# TASK DATA start

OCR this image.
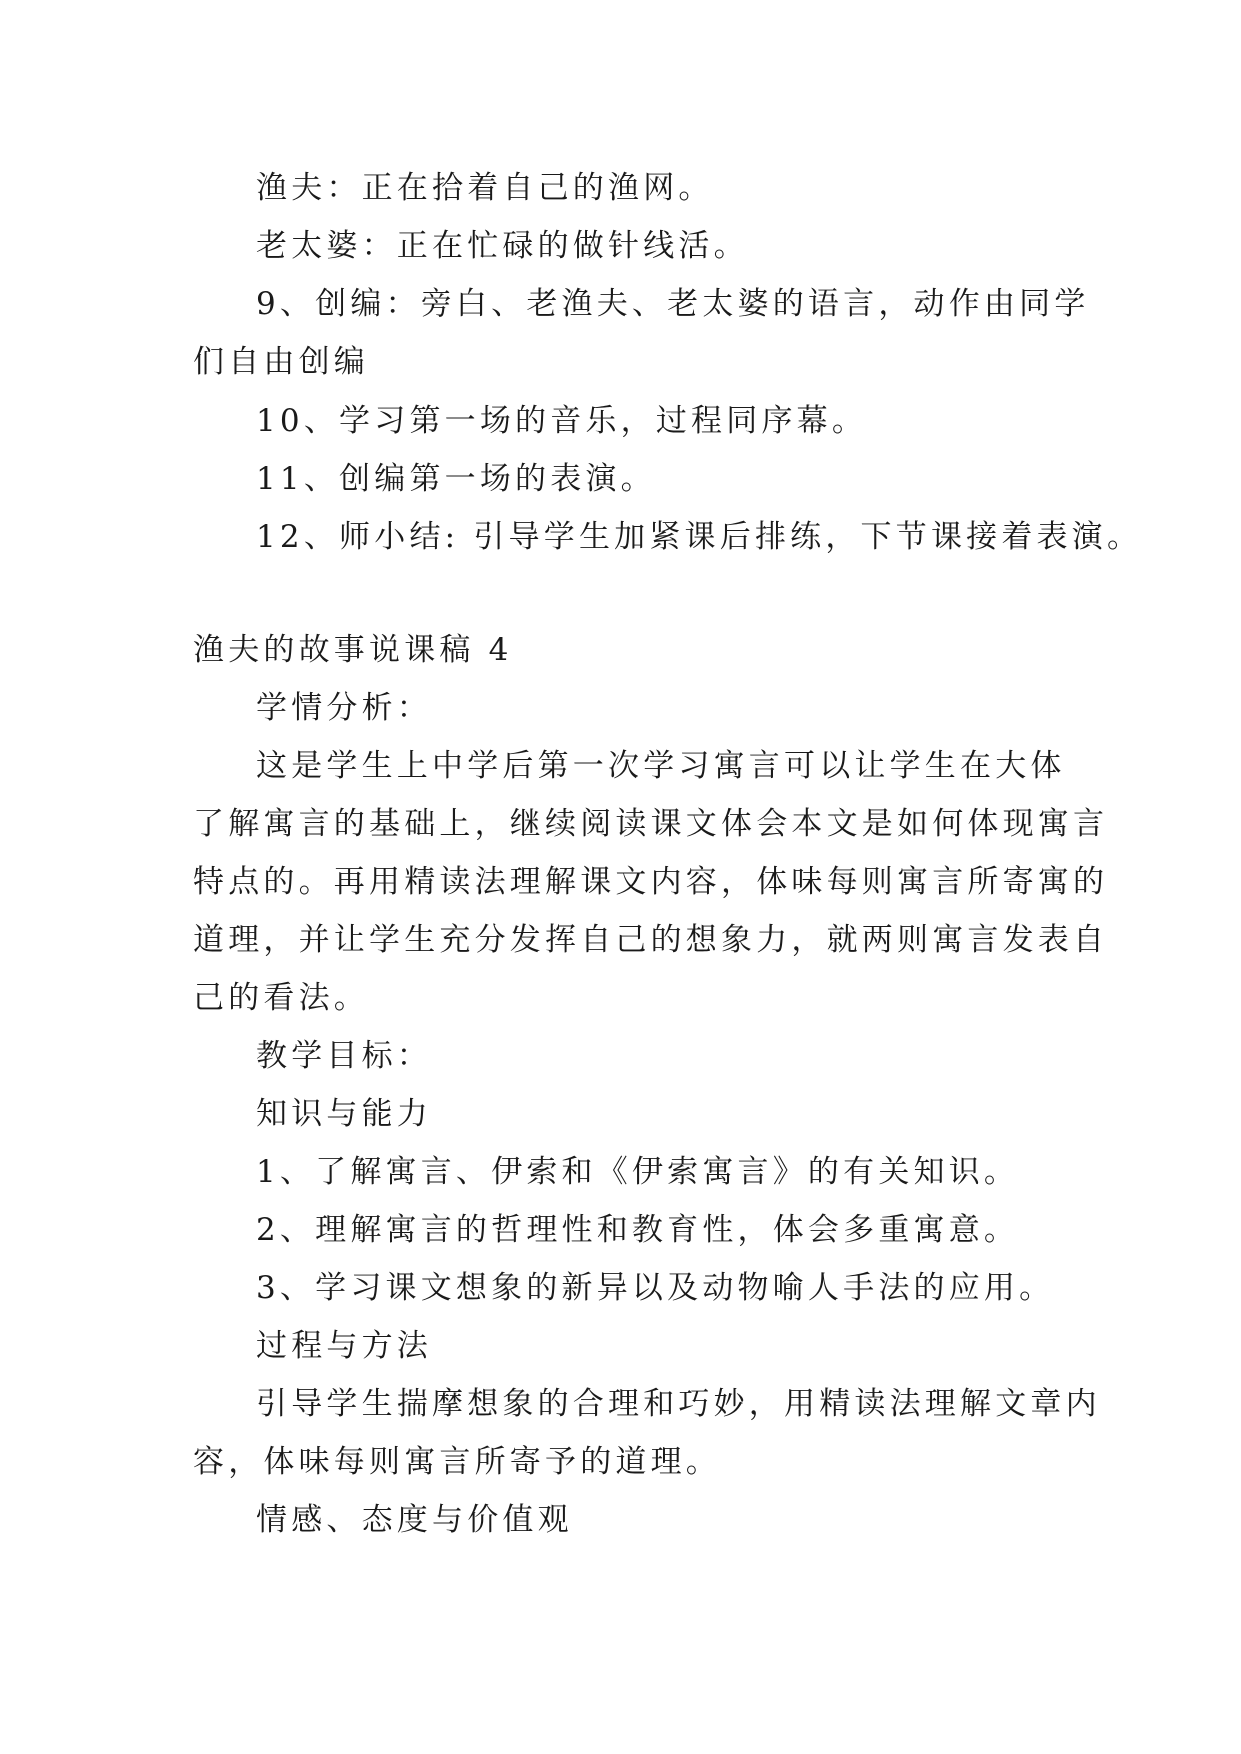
渔夫：正在拾着自己的渔网。
老太婆：正在忙碌的做针线活。
9、创编：旁白、老渔夫、老太婆的语言，动作由同学
们自由创编
10、学习第一场的音乐，过程同序幕。
11、创编第一场的表演。
12、师小结: 引导学生加紧课后排练，下节课接着表演。
渔夫的故事说课稿 4
学情分析：
这是学生上中学后第一次学习寓言可以让学生在大体
了解寓言的基础上，继续阅读课文体会本文是如何体现寓言
特点的。再用精读法理解课文内容，体味每则寓言所寄寓的
道理，并让学生充分发挥自己的想象力，就两则寓言发表自
己的看法。
教学目标：
知识与能力
1、了解寓言、伊索和《伊索寓言》的有关知识。
2、理解寓言的哲理性和教育性，体会多重寓意。
3、学习课文想象的新异以及动物喻人手法的应用。
过程与方法
引导学生揣摩想象的合理和巧妙，用精读法理解文章内
容，体味每则寓言所寄予的道理。
情感、态度与价值观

# TASK DATA end

### TASK TO CARRY OUT:
Copy every line of the data exactly as written, excluding the pictures.

### ANSWER FOR THIS EXERCISE:
OCR this image.
渔夫：正在拾着自己的渔网。
老太婆：正在忙碌的做针线活。
9、创编：旁白、老渔夫、老太婆的语言，动作由同学
们自由创编
10、学习第一场的音乐，过程同序幕。
11、创编第一场的表演。
12、师小结: 引导学生加紧课后排练，下节课接着表演。
渔夫的故事说课稿 4
学情分析：
这是学生上中学后第一次学习寓言可以让学生在大体
了解寓言的基础上，继续阅读课文体会本文是如何体现寓言
特点的。再用精读法理解课文内容，体味每则寓言所寄寓的
道理，并让学生充分发挥自己的想象力，就两则寓言发表自
己的看法。
教学目标：
知识与能力
1、了解寓言、伊索和《伊索寓言》的有关知识。
2、理解寓言的哲理性和教育性，体会多重寓意。
3、学习课文想象的新异以及动物喻人手法的应用。
过程与方法
引导学生揣摩想象的合理和巧妙，用精读法理解文章内
容，体味每则寓言所寄予的道理。
情感、态度与价值观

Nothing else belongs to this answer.